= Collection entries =
-=-=-=-=-
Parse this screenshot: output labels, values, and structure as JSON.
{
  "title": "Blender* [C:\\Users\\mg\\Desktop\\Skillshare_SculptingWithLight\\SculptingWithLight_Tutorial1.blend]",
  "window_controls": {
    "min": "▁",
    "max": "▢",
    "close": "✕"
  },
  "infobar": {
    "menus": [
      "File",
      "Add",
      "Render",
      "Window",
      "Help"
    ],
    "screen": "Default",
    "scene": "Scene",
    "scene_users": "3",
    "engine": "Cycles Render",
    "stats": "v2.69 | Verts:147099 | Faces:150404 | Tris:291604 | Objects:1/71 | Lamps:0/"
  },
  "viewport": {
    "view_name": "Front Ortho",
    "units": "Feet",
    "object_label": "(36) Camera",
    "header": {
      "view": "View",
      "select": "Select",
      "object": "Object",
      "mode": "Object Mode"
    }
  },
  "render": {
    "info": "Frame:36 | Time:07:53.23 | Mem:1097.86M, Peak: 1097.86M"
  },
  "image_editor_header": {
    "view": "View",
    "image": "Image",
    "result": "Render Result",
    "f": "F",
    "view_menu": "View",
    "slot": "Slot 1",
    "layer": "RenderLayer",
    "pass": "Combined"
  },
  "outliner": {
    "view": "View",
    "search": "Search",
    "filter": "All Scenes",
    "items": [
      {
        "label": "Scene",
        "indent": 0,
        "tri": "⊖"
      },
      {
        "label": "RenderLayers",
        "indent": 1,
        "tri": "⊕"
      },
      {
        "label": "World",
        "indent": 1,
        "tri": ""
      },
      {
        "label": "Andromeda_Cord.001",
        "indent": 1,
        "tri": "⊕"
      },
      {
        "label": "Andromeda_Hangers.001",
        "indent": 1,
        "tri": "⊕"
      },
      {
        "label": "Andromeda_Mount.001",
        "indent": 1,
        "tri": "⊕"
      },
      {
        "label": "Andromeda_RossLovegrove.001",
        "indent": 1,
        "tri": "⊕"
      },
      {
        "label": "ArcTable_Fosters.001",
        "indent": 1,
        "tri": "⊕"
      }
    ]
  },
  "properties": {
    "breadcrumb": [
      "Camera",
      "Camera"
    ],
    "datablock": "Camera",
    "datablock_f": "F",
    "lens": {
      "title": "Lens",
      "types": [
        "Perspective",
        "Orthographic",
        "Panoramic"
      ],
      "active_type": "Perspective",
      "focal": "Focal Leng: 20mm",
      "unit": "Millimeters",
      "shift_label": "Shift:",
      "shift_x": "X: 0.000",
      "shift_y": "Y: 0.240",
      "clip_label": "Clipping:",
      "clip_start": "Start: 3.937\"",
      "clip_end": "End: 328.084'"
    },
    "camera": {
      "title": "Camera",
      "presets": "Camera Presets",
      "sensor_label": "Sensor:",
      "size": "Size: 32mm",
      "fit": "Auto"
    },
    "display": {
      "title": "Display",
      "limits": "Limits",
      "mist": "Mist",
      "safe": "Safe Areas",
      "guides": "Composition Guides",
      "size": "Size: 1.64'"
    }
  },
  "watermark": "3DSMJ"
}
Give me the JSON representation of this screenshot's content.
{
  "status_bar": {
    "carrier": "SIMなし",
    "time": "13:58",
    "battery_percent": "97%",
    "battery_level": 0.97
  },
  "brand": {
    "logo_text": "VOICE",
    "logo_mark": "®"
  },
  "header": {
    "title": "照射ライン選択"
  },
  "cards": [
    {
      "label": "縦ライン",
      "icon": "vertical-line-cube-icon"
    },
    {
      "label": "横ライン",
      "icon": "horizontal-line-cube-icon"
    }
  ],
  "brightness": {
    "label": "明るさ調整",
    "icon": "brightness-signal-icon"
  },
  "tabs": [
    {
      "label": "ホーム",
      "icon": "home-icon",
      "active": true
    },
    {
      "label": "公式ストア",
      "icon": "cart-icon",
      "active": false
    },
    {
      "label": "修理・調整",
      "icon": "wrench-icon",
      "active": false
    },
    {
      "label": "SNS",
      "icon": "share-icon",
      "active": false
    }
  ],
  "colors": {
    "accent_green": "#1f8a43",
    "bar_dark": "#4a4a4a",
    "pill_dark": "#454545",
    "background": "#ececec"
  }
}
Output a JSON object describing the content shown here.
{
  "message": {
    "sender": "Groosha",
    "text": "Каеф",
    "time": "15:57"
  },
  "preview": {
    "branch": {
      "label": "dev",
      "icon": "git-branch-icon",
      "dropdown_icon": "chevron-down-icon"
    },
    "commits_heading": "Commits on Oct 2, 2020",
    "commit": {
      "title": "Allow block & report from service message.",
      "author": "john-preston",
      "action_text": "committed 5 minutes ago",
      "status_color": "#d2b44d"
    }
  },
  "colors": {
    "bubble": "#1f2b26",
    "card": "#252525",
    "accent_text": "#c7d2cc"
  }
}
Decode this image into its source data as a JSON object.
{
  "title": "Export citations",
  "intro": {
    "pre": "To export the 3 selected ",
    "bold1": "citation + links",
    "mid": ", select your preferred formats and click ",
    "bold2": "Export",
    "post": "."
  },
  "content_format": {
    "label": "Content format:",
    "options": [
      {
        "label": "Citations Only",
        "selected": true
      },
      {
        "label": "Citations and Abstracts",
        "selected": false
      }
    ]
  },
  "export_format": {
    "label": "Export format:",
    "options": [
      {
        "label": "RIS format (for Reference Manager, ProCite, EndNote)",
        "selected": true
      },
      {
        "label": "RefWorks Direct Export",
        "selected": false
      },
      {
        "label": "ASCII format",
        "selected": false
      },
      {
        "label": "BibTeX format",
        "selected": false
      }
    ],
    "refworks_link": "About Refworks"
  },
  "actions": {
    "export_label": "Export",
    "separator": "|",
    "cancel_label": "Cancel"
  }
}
-=-=-=-=-
= Instruction =
Restate the listing in full, word for word.

= Finished exercise =
Parse this screenshot: output labels, values, and structure as JSON.
{
  "title": "Blender* [C:\\Users\\mg\\Desktop\\Skillshare_SculptingWithLight\\SculptingWithLight_Tutorial1.blend]",
  "window_controls": {
    "min": "▁",
    "max": "▢",
    "close": "✕"
  },
  "infobar": {
    "menus": [
      "File",
      "Add",
      "Render",
      "Window",
      "Help"
    ],
    "screen": "Default",
    "scene": "Scene",
    "scene_users": "3",
    "engine": "Cycles Render",
    "stats": "v2.69 | Verts:147099 | Faces:150404 | Tris:291604 | Objects:1/71 | Lamps:0/"
  },
  "viewport": {
    "view_name": "Front Ortho",
    "units": "Feet",
    "object_label": "(36) Camera",
    "header": {
      "view": "View",
      "select": "Select",
      "object": "Object",
      "mode": "Object Mode"
    }
  },
  "render": {
    "info": "Frame:36 | Time:07:53.23 | Mem:1097.86M, Peak: 1097.86M"
  },
  "image_editor_header": {
    "view": "View",
    "image": "Image",
    "result": "Render Result",
    "f": "F",
    "view_menu": "View",
    "slot": "Slot 1",
    "layer": "RenderLayer",
    "pass": "Combined"
  },
  "outliner": {
    "view": "View",
    "search": "Search",
    "filter": "All Scenes",
    "items": [
      {
        "label": "Scene",
        "indent": 0,
        "tri": "⊖"
      },
      {
        "label": "RenderLayers",
        "indent": 1,
        "tri": "⊕"
      },
      {
        "label": "World",
        "indent": 1,
        "tri": ""
      },
      {
        "label": "Andromeda_Cord.001",
        "indent": 1,
        "tri": "⊕"
      },
      {
        "label": "Andromeda_Hangers.001",
        "indent": 1,
        "tri": "⊕"
      },
      {
        "label": "Andromeda_Mount.001",
        "indent": 1,
        "tri": "⊕"
      },
      {
        "label": "Andromeda_RossLovegrove.001",
        "indent": 1,
        "tri": "⊕"
      },
      {
        "label": "ArcTable_Fosters.001",
        "indent": 1,
        "tri": "⊕"
      }
    ]
  },
  "properties": {
    "breadcrumb": [
      "Camera",
      "Camera"
    ],
    "datablock": "Camera",
    "datablock_f": "F",
    "lens": {
      "title": "Lens",
      "types": [
        "Perspective",
        "Orthographic",
        "Panoramic"
      ],
      "active_type": "Perspective",
      "focal": "Focal Leng: 20mm",
      "unit": "Millimeters",
      "shift_label": "Shift:",
      "shift_x": "X: 0.000",
      "shift_y": "Y: 0.240",
      "clip_label": "Clipping:",
      "clip_start": "Start: 3.937\"",
      "clip_end": "End: 328.084'"
    },
    "camera": {
      "title": "Camera",
      "presets": "Camera Presets",
      "sensor_label": "Sensor:",
      "size": "Size: 32mm",
      "fit": "Auto"
    },
    "display": {
      "title": "Display",
      "limits": "Limits",
      "mist": "Mist",
      "safe": "Safe Areas",
      "guides": "Composition Guides",
      "size": "Size: 1.64'"
    }
  },
  "watermark": "3DSMJ"
}
Give me the JSON representation of this screenshot's content.
{
  "status_bar": {
    "carrier": "SIMなし",
    "time": "13:58",
    "battery_percent": "97%",
    "battery_level": 0.97
  },
  "brand": {
    "logo_text": "VOICE",
    "logo_mark": "®"
  },
  "header": {
    "title": "照射ライン選択"
  },
  "cards": [
    {
      "label": "縦ライン",
      "icon": "vertical-line-cube-icon"
    },
    {
      "label": "横ライン",
      "icon": "horizontal-line-cube-icon"
    }
  ],
  "brightness": {
    "label": "明るさ調整",
    "icon": "brightness-signal-icon"
  },
  "tabs": [
    {
      "label": "ホーム",
      "icon": "home-icon",
      "active": true
    },
    {
      "label": "公式ストア",
      "icon": "cart-icon",
      "active": false
    },
    {
      "label": "修理・調整",
      "icon": "wrench-icon",
      "active": false
    },
    {
      "label": "SNS",
      "icon": "share-icon",
      "active": false
    }
  ],
  "colors": {
    "accent_green": "#1f8a43",
    "bar_dark": "#4a4a4a",
    "pill_dark": "#454545",
    "background": "#ececec"
  }
}
Output a JSON object describing the content shown here.
{
  "message": {
    "sender": "Groosha",
    "text": "Каеф",
    "time": "15:57"
  },
  "preview": {
    "branch": {
      "label": "dev",
      "icon": "git-branch-icon",
      "dropdown_icon": "chevron-down-icon"
    },
    "commits_heading": "Commits on Oct 2, 2020",
    "commit": {
      "title": "Allow block & report from service message.",
      "author": "john-preston",
      "action_text": "committed 5 minutes ago",
      "status_color": "#d2b44d"
    }
  },
  "colors": {
    "bubble": "#1f2b26",
    "card": "#252525",
    "accent_text": "#c7d2cc"
  }
}
Decode this image into its source data as a JSON object.
{
  "title": "Export citations",
  "intro": {
    "pre": "To export the 3 selected ",
    "bold1": "citation + links",
    "mid": ", select your preferred formats and click ",
    "bold2": "Export",
    "post": "."
  },
  "content_format": {
    "label": "Content format:",
    "options": [
      {
        "label": "Citations Only",
        "selected": true
      },
      {
        "label": "Citations and Abstracts",
        "selected": false
      }
    ]
  },
  "export_format": {
    "label": "Export format:",
    "options": [
      {
        "label": "RIS format (for Reference Manager, ProCite, EndNote)",
        "selected": true
      },
      {
        "label": "RefWorks Direct Export",
        "selected": false
      },
      {
        "label": "ASCII format",
        "selected": false
      },
      {
        "label": "BibTeX format",
        "selected": false
      }
    ],
    "refworks_link": "About Refworks"
  },
  "actions": {
    "export_label": "Export",
    "separator": "|",
    "cancel_label": "Cancel"
  }
}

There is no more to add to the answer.